▶ _Exercise requirements_
Copy each line in the data that includes the word "ภาคเร".

▶ _Material_
= = = = =

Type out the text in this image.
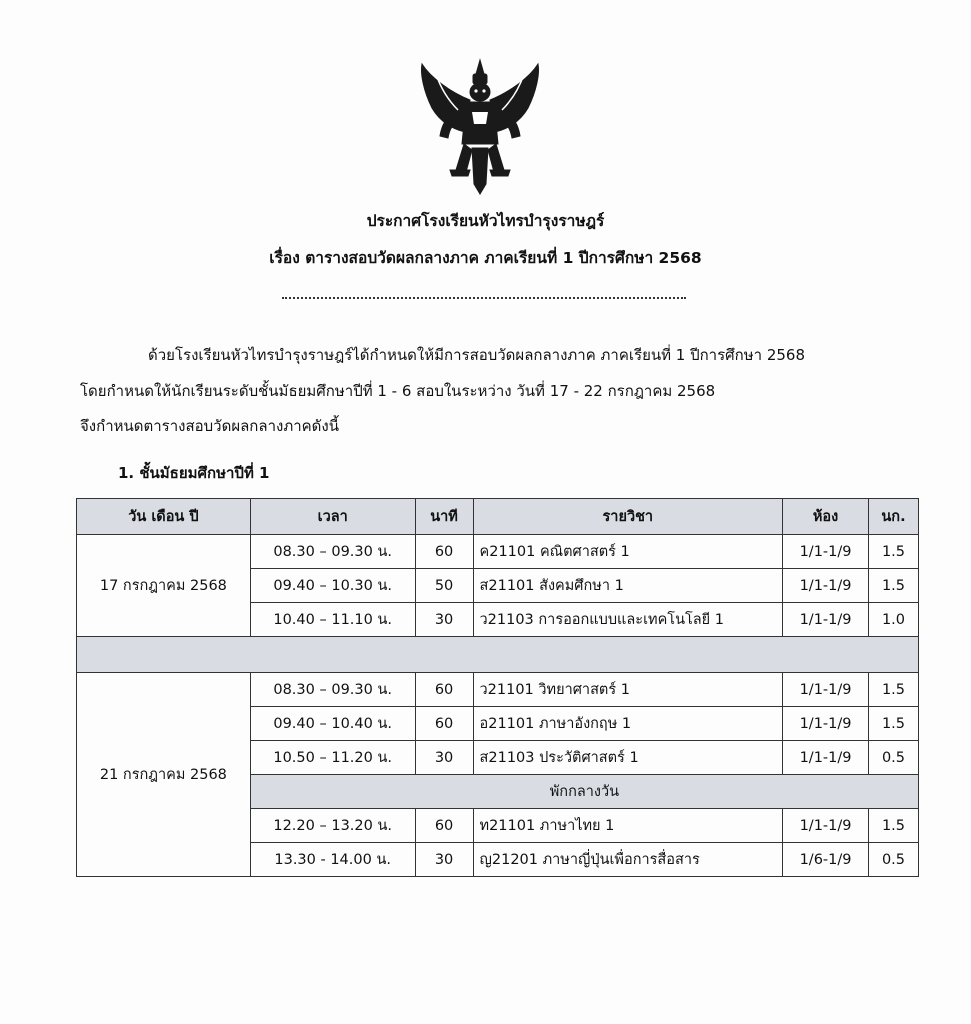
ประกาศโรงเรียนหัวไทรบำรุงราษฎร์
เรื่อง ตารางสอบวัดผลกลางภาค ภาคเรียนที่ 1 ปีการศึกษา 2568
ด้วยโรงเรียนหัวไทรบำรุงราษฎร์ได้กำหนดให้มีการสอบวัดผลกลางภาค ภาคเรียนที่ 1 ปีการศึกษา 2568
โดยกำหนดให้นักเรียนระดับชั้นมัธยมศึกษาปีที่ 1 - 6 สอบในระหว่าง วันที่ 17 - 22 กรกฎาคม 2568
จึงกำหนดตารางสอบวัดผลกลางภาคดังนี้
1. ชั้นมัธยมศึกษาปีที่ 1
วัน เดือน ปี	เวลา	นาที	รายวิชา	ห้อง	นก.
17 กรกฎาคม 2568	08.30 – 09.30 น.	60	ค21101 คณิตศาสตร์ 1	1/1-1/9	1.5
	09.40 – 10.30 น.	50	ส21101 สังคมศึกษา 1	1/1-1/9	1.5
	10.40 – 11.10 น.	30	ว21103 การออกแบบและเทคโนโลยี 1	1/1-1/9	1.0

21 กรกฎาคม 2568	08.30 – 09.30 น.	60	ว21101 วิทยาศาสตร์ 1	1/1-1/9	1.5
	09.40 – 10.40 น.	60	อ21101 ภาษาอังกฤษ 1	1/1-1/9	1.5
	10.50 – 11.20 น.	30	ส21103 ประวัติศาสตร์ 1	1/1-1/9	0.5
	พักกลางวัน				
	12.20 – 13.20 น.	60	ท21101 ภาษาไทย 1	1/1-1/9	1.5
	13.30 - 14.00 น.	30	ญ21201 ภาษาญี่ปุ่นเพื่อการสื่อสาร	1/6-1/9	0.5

= = = = =

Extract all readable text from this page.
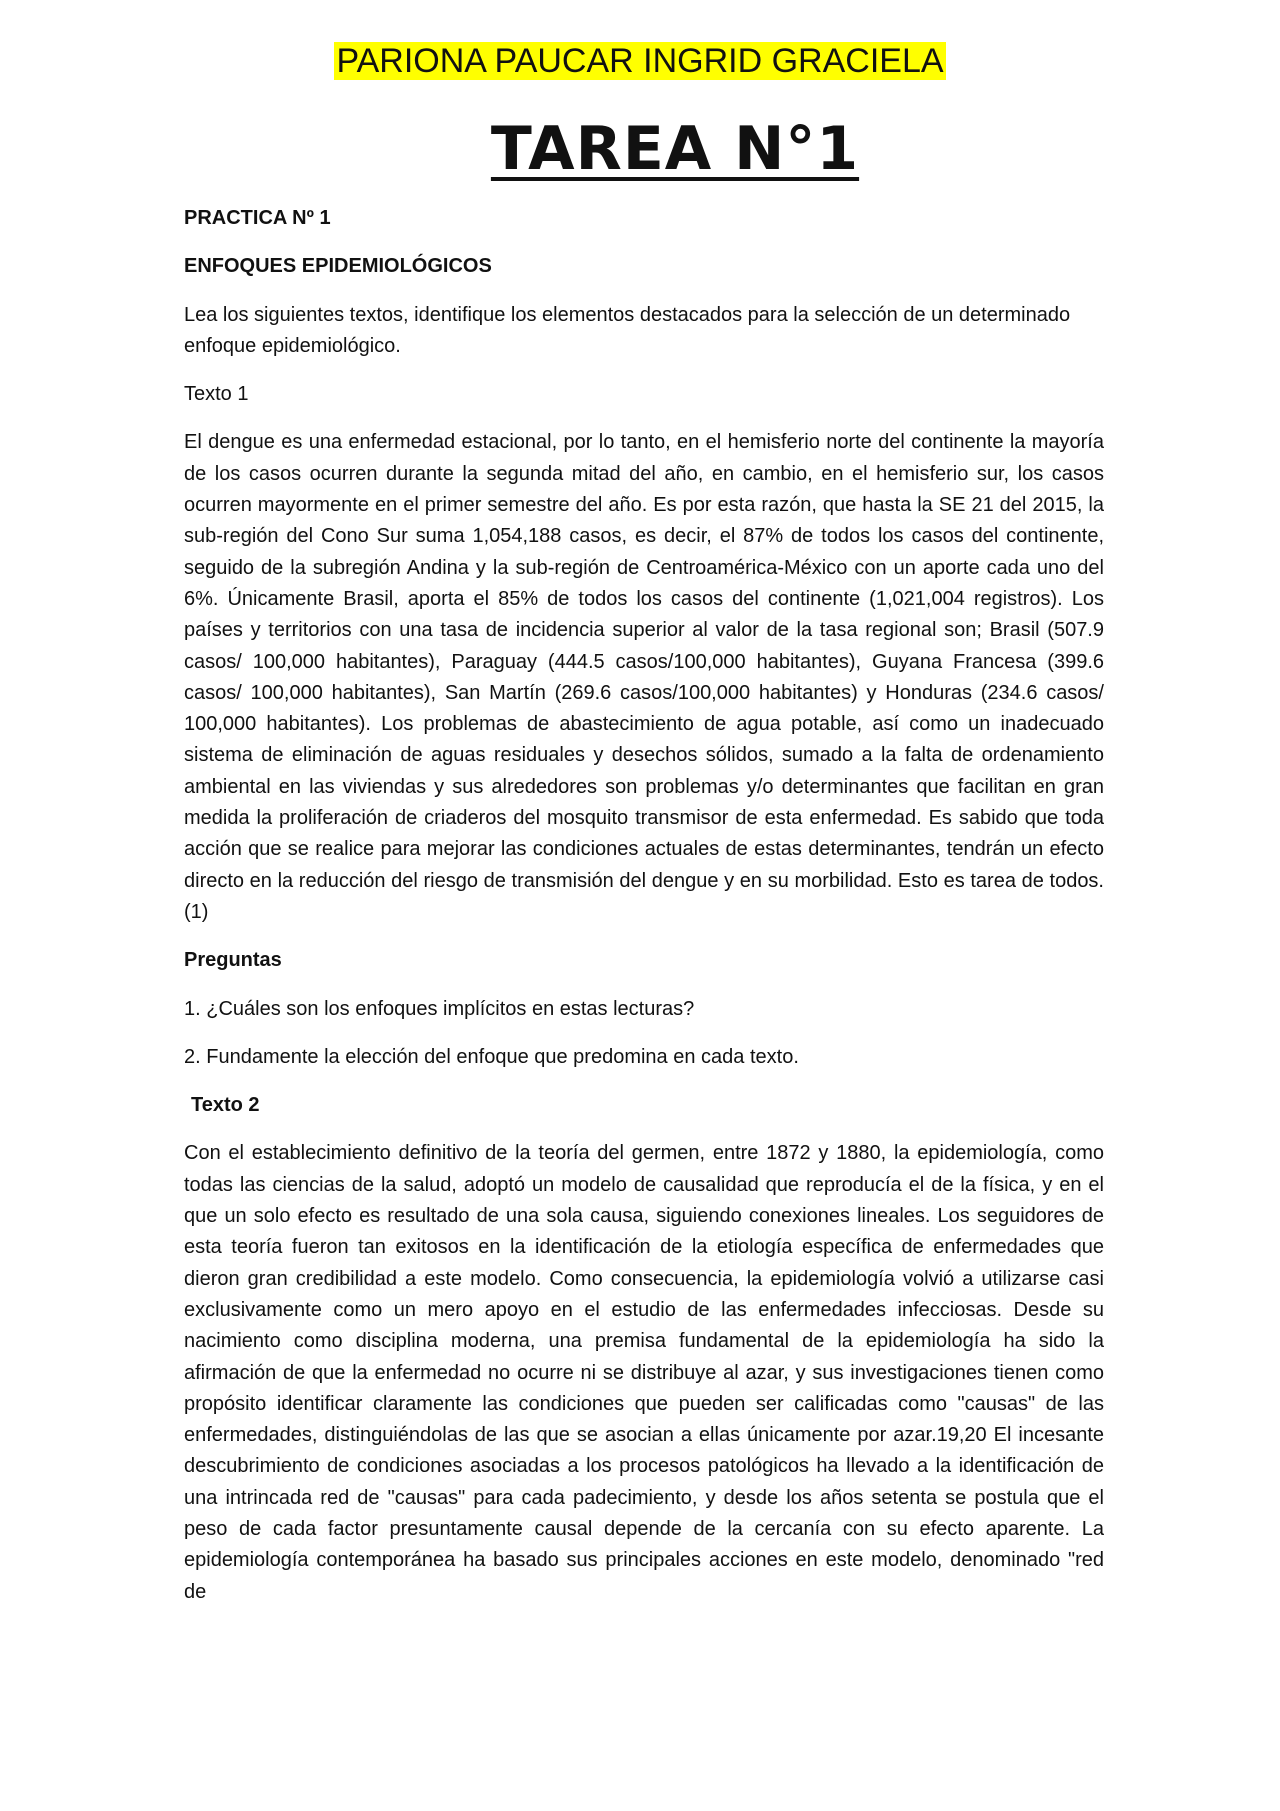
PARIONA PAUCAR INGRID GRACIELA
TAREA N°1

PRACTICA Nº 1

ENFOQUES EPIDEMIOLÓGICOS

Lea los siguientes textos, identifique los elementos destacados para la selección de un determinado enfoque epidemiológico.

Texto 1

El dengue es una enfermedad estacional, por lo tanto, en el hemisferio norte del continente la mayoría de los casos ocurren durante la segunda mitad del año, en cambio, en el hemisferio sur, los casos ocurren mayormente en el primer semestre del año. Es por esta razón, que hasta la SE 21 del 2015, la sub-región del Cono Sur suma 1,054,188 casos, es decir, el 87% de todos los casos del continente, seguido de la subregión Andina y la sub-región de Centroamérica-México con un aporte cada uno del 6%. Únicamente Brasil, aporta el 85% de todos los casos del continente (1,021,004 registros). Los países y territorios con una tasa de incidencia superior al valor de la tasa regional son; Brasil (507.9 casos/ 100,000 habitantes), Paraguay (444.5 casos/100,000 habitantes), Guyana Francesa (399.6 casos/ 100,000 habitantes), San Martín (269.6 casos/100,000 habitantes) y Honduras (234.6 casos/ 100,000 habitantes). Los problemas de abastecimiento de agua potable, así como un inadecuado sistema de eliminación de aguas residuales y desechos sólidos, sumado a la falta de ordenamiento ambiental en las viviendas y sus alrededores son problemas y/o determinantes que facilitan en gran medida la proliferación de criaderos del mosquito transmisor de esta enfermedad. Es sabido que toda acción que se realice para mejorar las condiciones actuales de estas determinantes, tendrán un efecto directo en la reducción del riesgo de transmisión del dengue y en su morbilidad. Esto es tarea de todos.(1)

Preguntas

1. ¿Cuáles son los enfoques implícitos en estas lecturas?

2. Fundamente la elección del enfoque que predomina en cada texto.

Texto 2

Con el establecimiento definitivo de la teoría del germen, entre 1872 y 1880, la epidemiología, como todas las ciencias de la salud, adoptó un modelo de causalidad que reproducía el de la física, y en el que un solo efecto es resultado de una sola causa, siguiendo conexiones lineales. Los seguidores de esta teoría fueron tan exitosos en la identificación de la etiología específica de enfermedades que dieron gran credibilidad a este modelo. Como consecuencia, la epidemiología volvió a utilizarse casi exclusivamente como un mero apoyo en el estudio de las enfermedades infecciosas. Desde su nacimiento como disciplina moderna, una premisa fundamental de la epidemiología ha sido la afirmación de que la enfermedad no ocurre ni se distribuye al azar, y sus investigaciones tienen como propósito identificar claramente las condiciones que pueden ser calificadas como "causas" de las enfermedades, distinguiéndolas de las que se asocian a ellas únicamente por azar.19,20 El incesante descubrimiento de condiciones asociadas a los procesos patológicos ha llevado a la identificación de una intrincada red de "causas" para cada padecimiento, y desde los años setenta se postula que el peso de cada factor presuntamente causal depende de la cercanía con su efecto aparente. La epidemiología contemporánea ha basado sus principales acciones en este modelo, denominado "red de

= = = = =

▶ _Exercise output_
เรื่อง ตารางสอบวัดผลกลางภาค ภาคเรียนที่ 1 ปีการศึกษา 2568
ด้วยโรงเรียนหัวไทรบำรุงราษฎร์ได้กำหนดให้มีการสอบวัดผลกลางภาค ภาคเรียนที่ 1 ปีการศึกษา 2568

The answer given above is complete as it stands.